(Goal): Your task is to filter the data below down to the lines holding "Born".

(Rows from a figure dataset)
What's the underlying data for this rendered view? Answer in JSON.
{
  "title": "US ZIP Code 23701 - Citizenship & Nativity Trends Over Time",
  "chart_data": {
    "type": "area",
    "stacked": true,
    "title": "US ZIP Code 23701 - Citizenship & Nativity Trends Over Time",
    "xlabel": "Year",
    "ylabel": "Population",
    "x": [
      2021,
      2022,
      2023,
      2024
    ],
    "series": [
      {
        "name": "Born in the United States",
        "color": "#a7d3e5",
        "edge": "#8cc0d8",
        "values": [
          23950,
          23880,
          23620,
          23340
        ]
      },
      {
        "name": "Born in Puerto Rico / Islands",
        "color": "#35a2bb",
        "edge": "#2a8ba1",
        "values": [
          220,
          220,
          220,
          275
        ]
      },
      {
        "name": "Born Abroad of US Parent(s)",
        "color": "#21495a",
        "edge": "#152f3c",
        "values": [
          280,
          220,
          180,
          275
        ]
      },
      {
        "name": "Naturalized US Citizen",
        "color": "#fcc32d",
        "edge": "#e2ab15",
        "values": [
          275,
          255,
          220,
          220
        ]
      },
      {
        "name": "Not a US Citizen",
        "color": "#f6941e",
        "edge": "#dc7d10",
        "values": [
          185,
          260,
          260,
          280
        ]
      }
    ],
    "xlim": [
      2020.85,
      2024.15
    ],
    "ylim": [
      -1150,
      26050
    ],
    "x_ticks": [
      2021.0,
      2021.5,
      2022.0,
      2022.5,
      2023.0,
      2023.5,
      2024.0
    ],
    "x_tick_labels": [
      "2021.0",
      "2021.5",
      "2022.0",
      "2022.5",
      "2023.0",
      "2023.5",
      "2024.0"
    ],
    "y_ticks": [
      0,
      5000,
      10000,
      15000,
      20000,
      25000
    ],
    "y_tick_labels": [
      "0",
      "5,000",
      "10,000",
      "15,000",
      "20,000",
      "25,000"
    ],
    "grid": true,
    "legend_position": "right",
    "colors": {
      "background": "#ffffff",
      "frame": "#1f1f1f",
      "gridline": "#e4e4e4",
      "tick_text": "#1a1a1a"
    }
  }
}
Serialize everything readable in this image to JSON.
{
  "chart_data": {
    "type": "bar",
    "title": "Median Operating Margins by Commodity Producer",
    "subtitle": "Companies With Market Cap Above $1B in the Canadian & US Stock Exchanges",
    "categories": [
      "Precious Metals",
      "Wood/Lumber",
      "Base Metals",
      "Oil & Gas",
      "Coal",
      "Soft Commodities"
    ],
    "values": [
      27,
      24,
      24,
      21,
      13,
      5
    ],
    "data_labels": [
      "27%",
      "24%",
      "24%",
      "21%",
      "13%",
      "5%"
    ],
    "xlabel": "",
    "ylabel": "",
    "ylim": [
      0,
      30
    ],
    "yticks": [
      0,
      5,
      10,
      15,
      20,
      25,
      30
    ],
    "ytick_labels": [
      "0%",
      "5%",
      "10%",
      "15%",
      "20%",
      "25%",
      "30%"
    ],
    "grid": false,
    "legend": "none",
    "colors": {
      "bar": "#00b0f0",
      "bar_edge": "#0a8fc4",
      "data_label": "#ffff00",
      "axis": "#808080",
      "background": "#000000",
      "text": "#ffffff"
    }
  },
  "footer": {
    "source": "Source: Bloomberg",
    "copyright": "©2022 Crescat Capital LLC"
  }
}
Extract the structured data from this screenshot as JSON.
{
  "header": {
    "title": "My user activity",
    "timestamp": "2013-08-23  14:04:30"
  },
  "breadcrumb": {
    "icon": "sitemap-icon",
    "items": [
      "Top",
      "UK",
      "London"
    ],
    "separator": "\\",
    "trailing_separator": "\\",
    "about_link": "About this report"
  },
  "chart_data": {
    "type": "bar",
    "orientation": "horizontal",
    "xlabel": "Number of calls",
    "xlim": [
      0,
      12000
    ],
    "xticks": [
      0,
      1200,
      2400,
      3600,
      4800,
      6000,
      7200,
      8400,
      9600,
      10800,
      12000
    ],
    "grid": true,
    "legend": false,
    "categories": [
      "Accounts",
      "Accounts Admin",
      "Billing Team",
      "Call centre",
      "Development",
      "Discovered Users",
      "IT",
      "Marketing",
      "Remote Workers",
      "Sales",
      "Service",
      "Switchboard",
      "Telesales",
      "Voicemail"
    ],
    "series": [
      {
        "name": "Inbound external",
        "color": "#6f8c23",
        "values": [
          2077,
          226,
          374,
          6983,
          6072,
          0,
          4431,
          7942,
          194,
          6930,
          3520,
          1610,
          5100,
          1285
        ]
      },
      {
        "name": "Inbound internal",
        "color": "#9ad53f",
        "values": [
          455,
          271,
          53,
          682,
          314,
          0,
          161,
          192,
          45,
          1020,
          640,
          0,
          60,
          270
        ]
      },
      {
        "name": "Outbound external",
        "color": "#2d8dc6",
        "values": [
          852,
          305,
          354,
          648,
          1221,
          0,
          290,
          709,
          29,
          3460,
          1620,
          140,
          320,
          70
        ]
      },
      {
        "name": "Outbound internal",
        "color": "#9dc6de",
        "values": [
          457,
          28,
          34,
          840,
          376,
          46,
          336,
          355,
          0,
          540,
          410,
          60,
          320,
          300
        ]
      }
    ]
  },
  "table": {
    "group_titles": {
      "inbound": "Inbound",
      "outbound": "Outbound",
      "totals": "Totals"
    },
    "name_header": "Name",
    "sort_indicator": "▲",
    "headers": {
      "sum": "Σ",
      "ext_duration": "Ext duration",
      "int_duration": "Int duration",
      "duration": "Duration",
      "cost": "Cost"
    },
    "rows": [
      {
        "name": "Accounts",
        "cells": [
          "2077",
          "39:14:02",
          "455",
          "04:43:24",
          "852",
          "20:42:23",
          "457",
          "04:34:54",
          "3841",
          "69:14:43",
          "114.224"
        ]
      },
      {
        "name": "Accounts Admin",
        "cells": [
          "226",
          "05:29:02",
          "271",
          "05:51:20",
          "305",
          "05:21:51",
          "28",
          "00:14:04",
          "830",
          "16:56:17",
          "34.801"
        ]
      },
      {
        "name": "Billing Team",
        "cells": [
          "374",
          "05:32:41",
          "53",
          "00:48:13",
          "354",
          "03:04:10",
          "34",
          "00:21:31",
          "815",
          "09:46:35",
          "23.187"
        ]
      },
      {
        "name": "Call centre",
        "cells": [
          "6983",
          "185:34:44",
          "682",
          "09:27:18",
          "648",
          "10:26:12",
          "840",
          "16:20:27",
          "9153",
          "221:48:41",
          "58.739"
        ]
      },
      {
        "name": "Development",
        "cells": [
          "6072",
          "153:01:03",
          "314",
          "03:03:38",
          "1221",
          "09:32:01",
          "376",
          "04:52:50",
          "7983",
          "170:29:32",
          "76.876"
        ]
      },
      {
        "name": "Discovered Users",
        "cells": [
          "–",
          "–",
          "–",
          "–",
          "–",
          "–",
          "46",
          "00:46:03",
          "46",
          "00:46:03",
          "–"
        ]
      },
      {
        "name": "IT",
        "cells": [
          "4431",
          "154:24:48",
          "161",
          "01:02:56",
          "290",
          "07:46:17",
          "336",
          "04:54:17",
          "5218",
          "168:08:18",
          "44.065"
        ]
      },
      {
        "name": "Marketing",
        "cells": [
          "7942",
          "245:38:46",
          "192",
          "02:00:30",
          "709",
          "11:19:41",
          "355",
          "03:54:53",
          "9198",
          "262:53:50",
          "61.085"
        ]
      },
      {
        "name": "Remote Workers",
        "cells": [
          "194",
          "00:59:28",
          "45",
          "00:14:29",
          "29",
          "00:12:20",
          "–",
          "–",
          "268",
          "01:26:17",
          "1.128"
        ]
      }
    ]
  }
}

(Solution):
        "name": "Born in the United States",
        "name": "Born in Puerto Rico / Islands",
        "name": "Born Abroad of US Parent(s)",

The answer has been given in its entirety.